> _Assignment_: Return each entry exactly, with none missing.

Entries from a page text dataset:
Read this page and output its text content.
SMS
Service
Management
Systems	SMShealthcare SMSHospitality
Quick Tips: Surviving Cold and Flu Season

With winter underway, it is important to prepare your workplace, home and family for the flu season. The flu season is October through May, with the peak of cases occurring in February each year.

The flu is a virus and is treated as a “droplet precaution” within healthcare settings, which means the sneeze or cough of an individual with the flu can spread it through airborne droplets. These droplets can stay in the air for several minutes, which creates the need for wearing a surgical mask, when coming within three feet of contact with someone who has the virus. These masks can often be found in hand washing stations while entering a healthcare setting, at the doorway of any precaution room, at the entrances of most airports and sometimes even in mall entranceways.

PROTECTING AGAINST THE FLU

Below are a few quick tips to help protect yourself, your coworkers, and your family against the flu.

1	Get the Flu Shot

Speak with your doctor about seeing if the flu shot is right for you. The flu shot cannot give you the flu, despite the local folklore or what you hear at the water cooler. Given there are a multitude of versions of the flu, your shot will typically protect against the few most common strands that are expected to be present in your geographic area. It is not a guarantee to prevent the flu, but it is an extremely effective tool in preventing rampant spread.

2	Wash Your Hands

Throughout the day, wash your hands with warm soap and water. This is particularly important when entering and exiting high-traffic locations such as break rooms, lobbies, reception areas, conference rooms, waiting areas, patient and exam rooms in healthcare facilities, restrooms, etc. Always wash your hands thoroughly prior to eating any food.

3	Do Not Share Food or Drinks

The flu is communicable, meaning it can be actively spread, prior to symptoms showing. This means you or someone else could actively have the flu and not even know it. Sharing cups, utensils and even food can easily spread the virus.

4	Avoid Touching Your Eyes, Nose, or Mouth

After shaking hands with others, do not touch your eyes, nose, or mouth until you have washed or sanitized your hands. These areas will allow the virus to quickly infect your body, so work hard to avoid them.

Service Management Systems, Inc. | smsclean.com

> _Exercise solution_:
Read this page and output its text content.
SMS
Service
Management
Systems	SMShealthcare SMSHospitality
Quick Tips: Surviving Cold and Flu Season

With winter underway, it is important to prepare your workplace, home and family for the flu season. The flu season is October through May, with the peak of cases occurring in February each year.

The flu is a virus and is treated as a “droplet precaution” within healthcare settings, which means the sneeze or cough of an individual with the flu can spread it through airborne droplets. These droplets can stay in the air for several minutes, which creates the need for wearing a surgical mask, when coming within three feet of contact with someone who has the virus. These masks can often be found in hand washing stations while entering a healthcare setting, at the doorway of any precaution room, at the entrances of most airports and sometimes even in mall entranceways.

PROTECTING AGAINST THE FLU

Below are a few quick tips to help protect yourself, your coworkers, and your family against the flu.

1	Get the Flu Shot

Speak with your doctor about seeing if the flu shot is right for you. The flu shot cannot give you the flu, despite the local folklore or what you hear at the water cooler. Given there are a multitude of versions of the flu, your shot will typically protect against the few most common strands that are expected to be present in your geographic area. It is not a guarantee to prevent the flu, but it is an extremely effective tool in preventing rampant spread.

2	Wash Your Hands

Throughout the day, wash your hands with warm soap and water. This is particularly important when entering and exiting high-traffic locations such as break rooms, lobbies, reception areas, conference rooms, waiting areas, patient and exam rooms in healthcare facilities, restrooms, etc. Always wash your hands thoroughly prior to eating any food.

3	Do Not Share Food or Drinks

The flu is communicable, meaning it can be actively spread, prior to symptoms showing. This means you or someone else could actively have the flu and not even know it. Sharing cups, utensils and even food can easily spread the virus.

4	Avoid Touching Your Eyes, Nose, or Mouth

After shaking hands with others, do not touch your eyes, nose, or mouth until you have washed or sanitized your hands. These areas will allow the virus to quickly infect your body, so work hard to avoid them.

Service Management Systems, Inc. | smsclean.com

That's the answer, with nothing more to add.